(Figure record extracts)
- - - - - - -
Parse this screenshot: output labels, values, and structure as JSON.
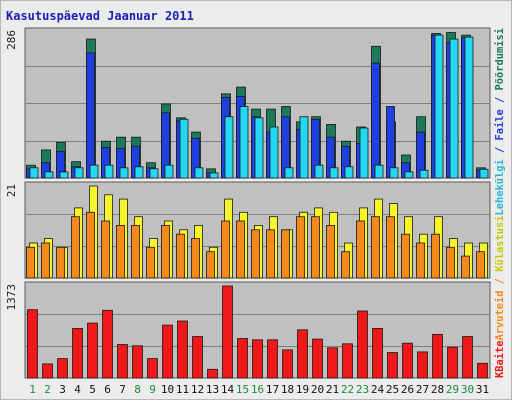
{
  "title": "Kasutuspäevad Jaanuar 2011",
  "colors": {
    "background": "#ececec",
    "panel": "#c0c0c0",
    "grid": "#7f7f7f",
    "title": "#1d1db8",
    "weekend_tick": "#1b8a3e",
    "weekday_tick": "#111111",
    "pageviews": "#1a7a5a",
    "files": "#1f3fe0",
    "hits": "#22d8f2",
    "visits": "#f5f52a",
    "sites": "#f58a1a",
    "kbytes": "#f01818"
  },
  "right_labels": [
    {
      "text": "Pöördumisi",
      "color": "#1a7a5a"
    },
    {
      "text": " / ",
      "color": "#1f3fe0"
    },
    {
      "text": "Faile",
      "color": "#1f3fe0"
    },
    {
      "text": " / ",
      "color": "#1f3fe0"
    },
    {
      "text": "Lehekülgi",
      "color": "#22b8d8"
    },
    {
      "text": "Külastusi",
      "color": "#c8c800"
    },
    {
      "text": " / ",
      "color": "#f58a1a"
    },
    {
      "text": "Arvuteid",
      "color": "#f58a1a"
    },
    {
      "text": "KBaite",
      "color": "#f01818"
    }
  ],
  "chart_data": [
    {
      "type": "bar",
      "ymax_label": "286",
      "ylim": [
        0,
        286
      ],
      "grid": true,
      "categories": [
        "1",
        "2",
        "3",
        "4",
        "5",
        "6",
        "7",
        "8",
        "9",
        "10",
        "11",
        "12",
        "13",
        "14",
        "15",
        "16",
        "17",
        "18",
        "19",
        "20",
        "21",
        "22",
        "23",
        "24",
        "25",
        "26",
        "27",
        "28",
        "29",
        "30",
        "31"
      ],
      "weekend_days": [
        "1",
        "2",
        "8",
        "9",
        "15",
        "16",
        "22",
        "23",
        "29",
        "30"
      ],
      "series": [
        {
          "name": "Pöördumisi",
          "values": [
            25,
            55,
            70,
            32,
            272,
            72,
            80,
            80,
            30,
            145,
            118,
            90,
            18,
            165,
            178,
            135,
            135,
            140,
            110,
            120,
            105,
            72,
            100,
            258,
            110,
            45,
            120,
            283,
            285,
            280,
            20
          ]
        },
        {
          "name": "Faile",
          "values": [
            18,
            30,
            52,
            22,
            245,
            60,
            58,
            62,
            20,
            128,
            112,
            78,
            10,
            158,
            160,
            120,
            90,
            120,
            95,
            115,
            80,
            62,
            68,
            225,
            140,
            30,
            90,
            280,
            265,
            275,
            15
          ]
        },
        {
          "name": "Lehekülgi",
          "values": [
            20,
            12,
            12,
            20,
            25,
            25,
            20,
            22,
            18,
            25,
            115,
            20,
            10,
            120,
            140,
            118,
            100,
            20,
            120,
            25,
            20,
            22,
            98,
            25,
            20,
            12,
            15,
            280,
            272,
            276,
            17
          ]
        }
      ]
    },
    {
      "type": "bar",
      "ymax_label": "21",
      "ylim": [
        0,
        21
      ],
      "grid": true,
      "categories": [
        "1",
        "2",
        "3",
        "4",
        "5",
        "6",
        "7",
        "8",
        "9",
        "10",
        "11",
        "12",
        "13",
        "14",
        "15",
        "16",
        "17",
        "18",
        "19",
        "20",
        "21",
        "22",
        "23",
        "24",
        "25",
        "26",
        "27",
        "28",
        "29",
        "30",
        "31"
      ],
      "series": [
        {
          "name": "Külastusi",
          "values": [
            8,
            9,
            7,
            16,
            21,
            19,
            18,
            14,
            9,
            13,
            11,
            12,
            7,
            18,
            15,
            12,
            14,
            11,
            15,
            16,
            15,
            8,
            16,
            18,
            17,
            14,
            10,
            14,
            9,
            8,
            8
          ]
        },
        {
          "name": "Arvuteid",
          "values": [
            7,
            8,
            7,
            14,
            15,
            13,
            12,
            12,
            7,
            12,
            10,
            9,
            6,
            13,
            13,
            11,
            11,
            11,
            14,
            14,
            12,
            6,
            13,
            14,
            14,
            10,
            8,
            10,
            7,
            5,
            6
          ]
        }
      ]
    },
    {
      "type": "bar",
      "ymax_label": "1373",
      "ylim": [
        0,
        1373
      ],
      "grid": true,
      "categories": [
        "1",
        "2",
        "3",
        "4",
        "5",
        "6",
        "7",
        "8",
        "9",
        "10",
        "11",
        "12",
        "13",
        "14",
        "15",
        "16",
        "17",
        "18",
        "19",
        "20",
        "21",
        "22",
        "23",
        "24",
        "25",
        "26",
        "27",
        "28",
        "29",
        "30",
        "31"
      ],
      "series": [
        {
          "name": "KBaite",
          "values": [
            1020,
            210,
            290,
            740,
            820,
            1010,
            500,
            480,
            290,
            790,
            850,
            620,
            130,
            1373,
            590,
            570,
            570,
            420,
            720,
            580,
            450,
            510,
            1000,
            740,
            380,
            520,
            390,
            650,
            460,
            620,
            220
          ]
        }
      ]
    }
  ]
}
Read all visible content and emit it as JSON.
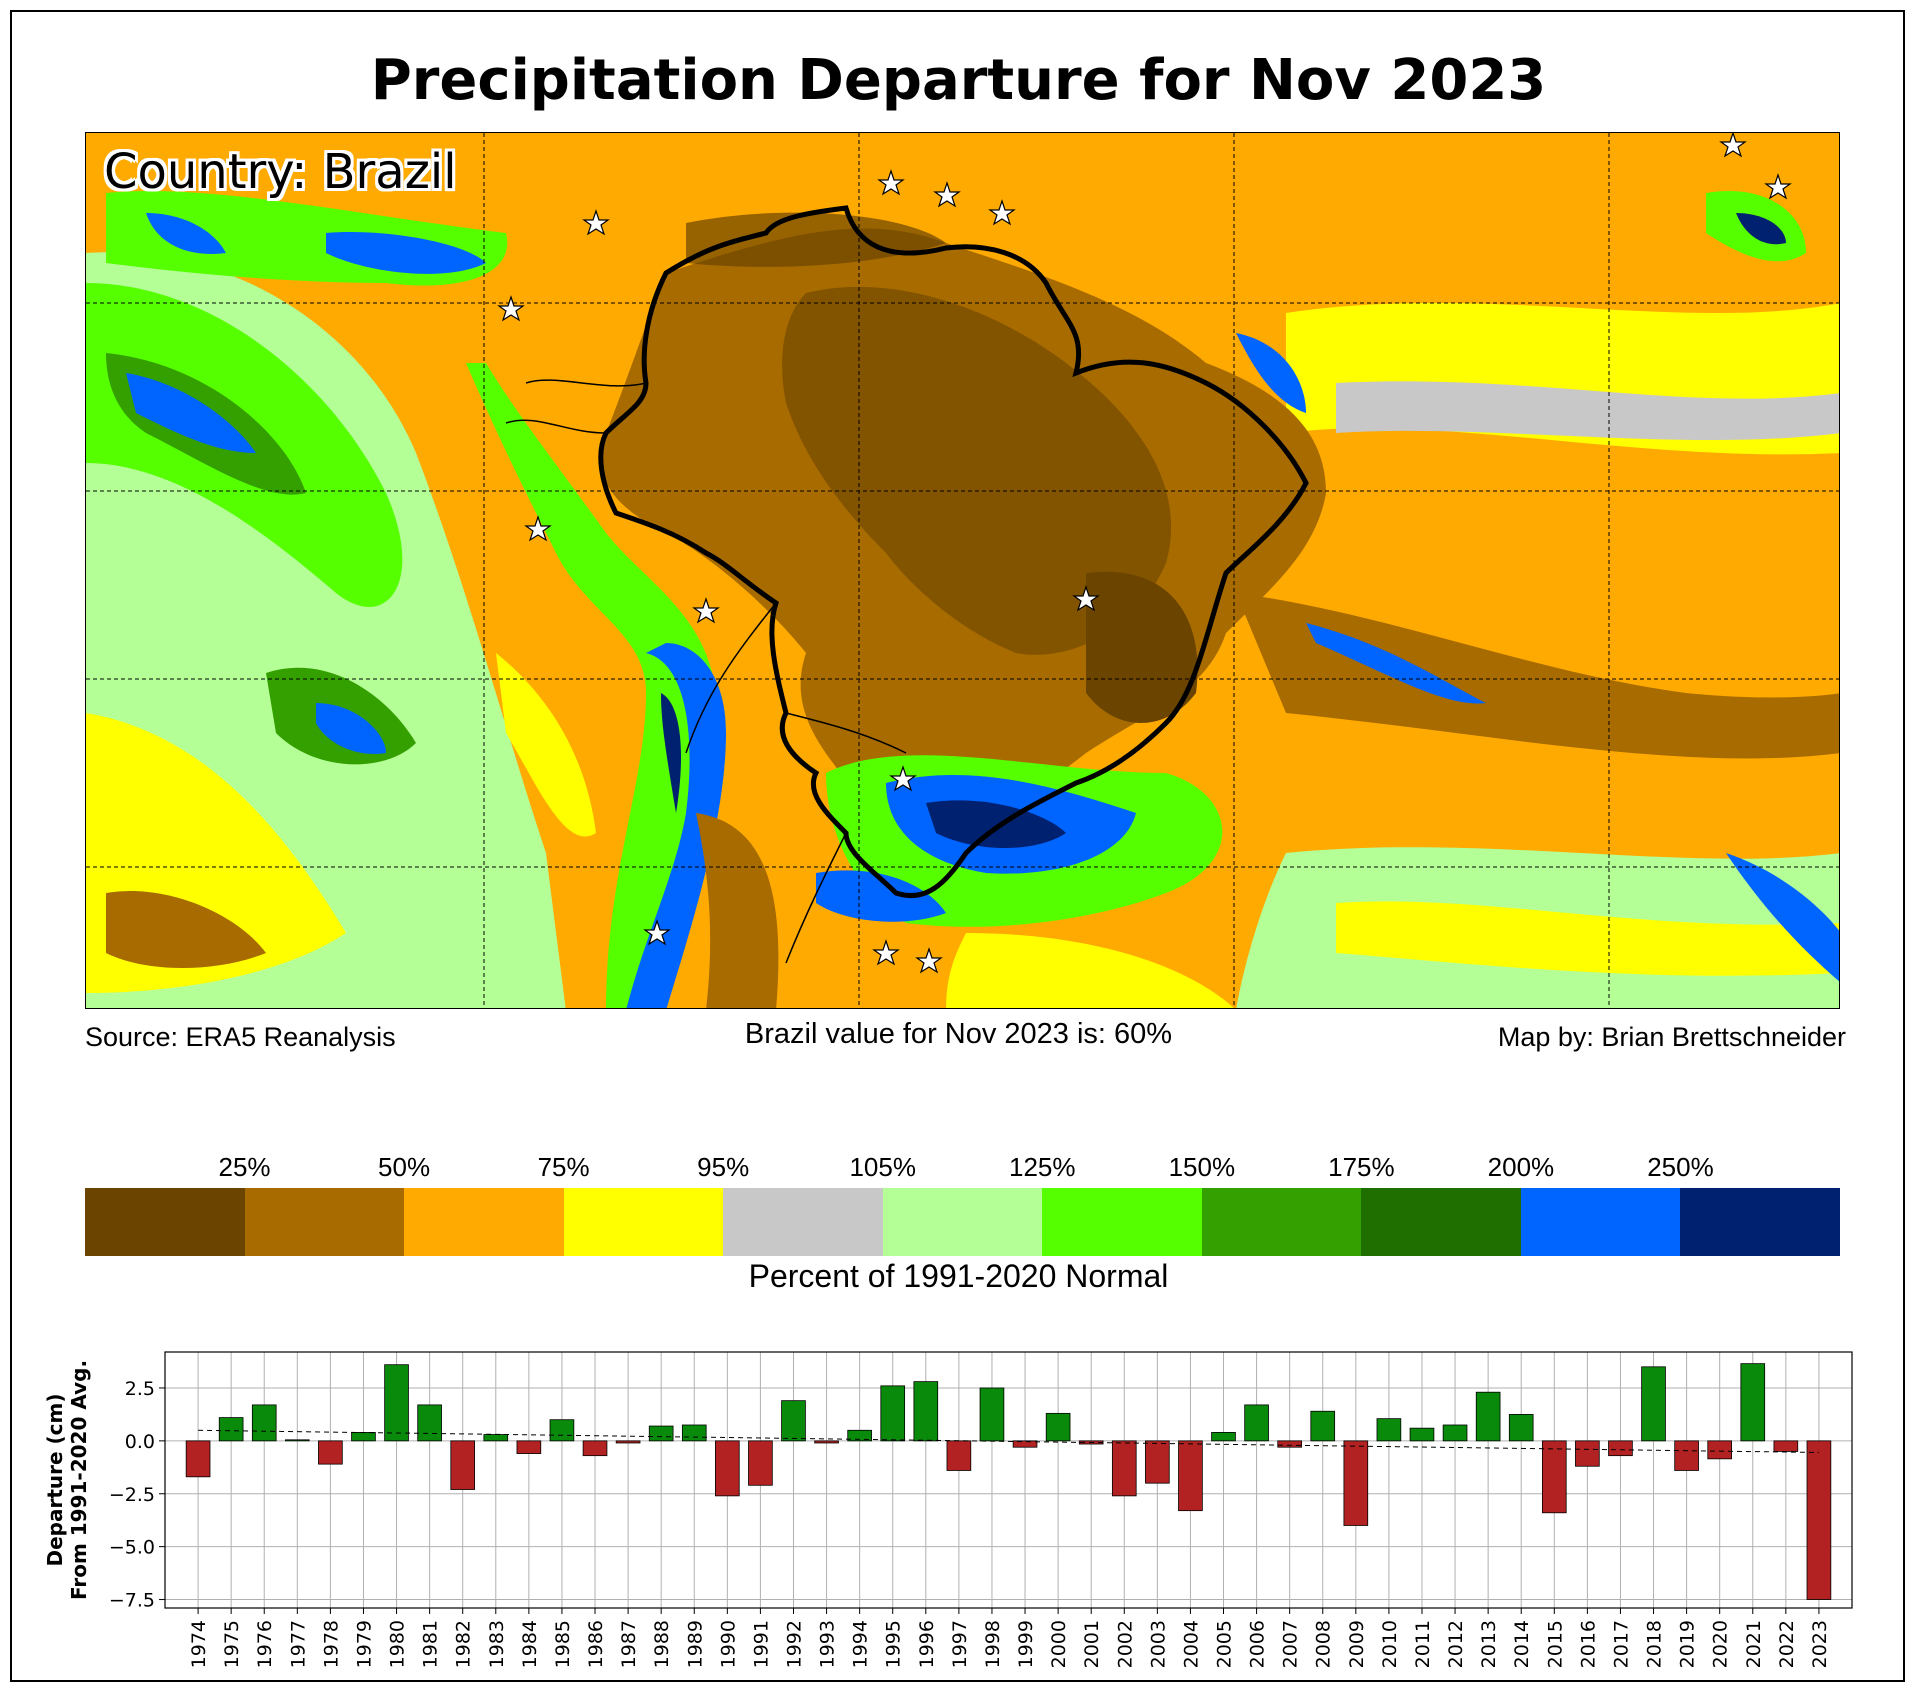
- - - - - - -
*AIM*
Reproduce the entries above word for word. Pictures stay out.

*WRITTEN RESPONSE*
Parse this screenshot: output labels, values, and structure as JSON.
{
  "title": "Kasutuspäevad Jaanuar 2011",
  "colors": {
    "background": "#ececec",
    "panel": "#c0c0c0",
    "grid": "#7f7f7f",
    "title": "#1d1db8",
    "weekend_tick": "#1b8a3e",
    "weekday_tick": "#111111",
    "pageviews": "#1a7a5a",
    "files": "#1f3fe0",
    "hits": "#22d8f2",
    "visits": "#f5f52a",
    "sites": "#f58a1a",
    "kbytes": "#f01818"
  },
  "right_labels": [
    {
      "text": "Pöördumisi",
      "color": "#1a7a5a"
    },
    {
      "text": " / ",
      "color": "#1f3fe0"
    },
    {
      "text": "Faile",
      "color": "#1f3fe0"
    },
    {
      "text": " / ",
      "color": "#1f3fe0"
    },
    {
      "text": "Lehekülgi",
      "color": "#22b8d8"
    },
    {
      "text": "Külastusi",
      "color": "#c8c800"
    },
    {
      "text": " / ",
      "color": "#f58a1a"
    },
    {
      "text": "Arvuteid",
      "color": "#f58a1a"
    },
    {
      "text": "KBaite",
      "color": "#f01818"
    }
  ],
  "chart_data": [
    {
      "type": "bar",
      "ymax_label": "286",
      "ylim": [
        0,
        286
      ],
      "grid": true,
      "categories": [
        "1",
        "2",
        "3",
        "4",
        "5",
        "6",
        "7",
        "8",
        "9",
        "10",
        "11",
        "12",
        "13",
        "14",
        "15",
        "16",
        "17",
        "18",
        "19",
        "20",
        "21",
        "22",
        "23",
        "24",
        "25",
        "26",
        "27",
        "28",
        "29",
        "30",
        "31"
      ],
      "weekend_days": [
        "1",
        "2",
        "8",
        "9",
        "15",
        "16",
        "22",
        "23",
        "29",
        "30"
      ],
      "series": [
        {
          "name": "Pöördumisi",
          "values": [
            25,
            55,
            70,
            32,
            272,
            72,
            80,
            80,
            30,
            145,
            118,
            90,
            18,
            165,
            178,
            135,
            135,
            140,
            110,
            120,
            105,
            72,
            100,
            258,
            110,
            45,
            120,
            283,
            285,
            280,
            20
          ]
        },
        {
          "name": "Faile",
          "values": [
            18,
            30,
            52,
            22,
            245,
            60,
            58,
            62,
            20,
            128,
            112,
            78,
            10,
            158,
            160,
            120,
            90,
            120,
            95,
            115,
            80,
            62,
            68,
            225,
            140,
            30,
            90,
            280,
            265,
            275,
            15
          ]
        },
        {
          "name": "Lehekülgi",
          "values": [
            20,
            12,
            12,
            20,
            25,
            25,
            20,
            22,
            18,
            25,
            115,
            20,
            10,
            120,
            140,
            118,
            100,
            20,
            120,
            25,
            20,
            22,
            98,
            25,
            20,
            12,
            15,
            280,
            272,
            276,
            17
          ]
        }
      ]
    },
    {
      "type": "bar",
      "ymax_label": "21",
      "ylim": [
        0,
        21
      ],
      "grid": true,
      "categories": [
        "1",
        "2",
        "3",
        "4",
        "5",
        "6",
        "7",
        "8",
        "9",
        "10",
        "11",
        "12",
        "13",
        "14",
        "15",
        "16",
        "17",
        "18",
        "19",
        "20",
        "21",
        "22",
        "23",
        "24",
        "25",
        "26",
        "27",
        "28",
        "29",
        "30",
        "31"
      ],
      "series": [
        {
          "name": "Külastusi",
          "values": [
            8,
            9,
            7,
            16,
            21,
            19,
            18,
            14,
            9,
            13,
            11,
            12,
            7,
            18,
            15,
            12,
            14,
            11,
            15,
            16,
            15,
            8,
            16,
            18,
            17,
            14,
            10,
            14,
            9,
            8,
            8
          ]
        },
        {
          "name": "Arvuteid",
          "values": [
            7,
            8,
            7,
            14,
            15,
            13,
            12,
            12,
            7,
            12,
            10,
            9,
            6,
            13,
            13,
            11,
            11,
            11,
            14,
            14,
            12,
            6,
            13,
            14,
            14,
            10,
            8,
            10,
            7,
            5,
            6
          ]
        }
      ]
    },
    {
      "type": "bar",
      "ymax_label": "1373",
      "ylim": [
        0,
        1373
      ],
      "grid": true,
      "categories": [
        "1",
        "2",
        "3",
        "4",
        "5",
        "6",
        "7",
        "8",
        "9",
        "10",
        "11",
        "12",
        "13",
        "14",
        "15",
        "16",
        "17",
        "18",
        "19",
        "20",
        "21",
        "22",
        "23",
        "24",
        "25",
        "26",
        "27",
        "28",
        "29",
        "30",
        "31"
      ],
      "series": [
        {
          "name": "KBaite",
          "values": [
            1020,
            210,
            290,
            740,
            820,
            1010,
            500,
            480,
            290,
            790,
            850,
            620,
            130,
            1373,
            590,
            570,
            570,
            420,
            720,
            580,
            450,
            510,
            1000,
            740,
            380,
            520,
            390,
            650,
            460,
            620,
            220
          ]
        }
      ]
    }
  ]
}
Read all visible content and emit it as JSON.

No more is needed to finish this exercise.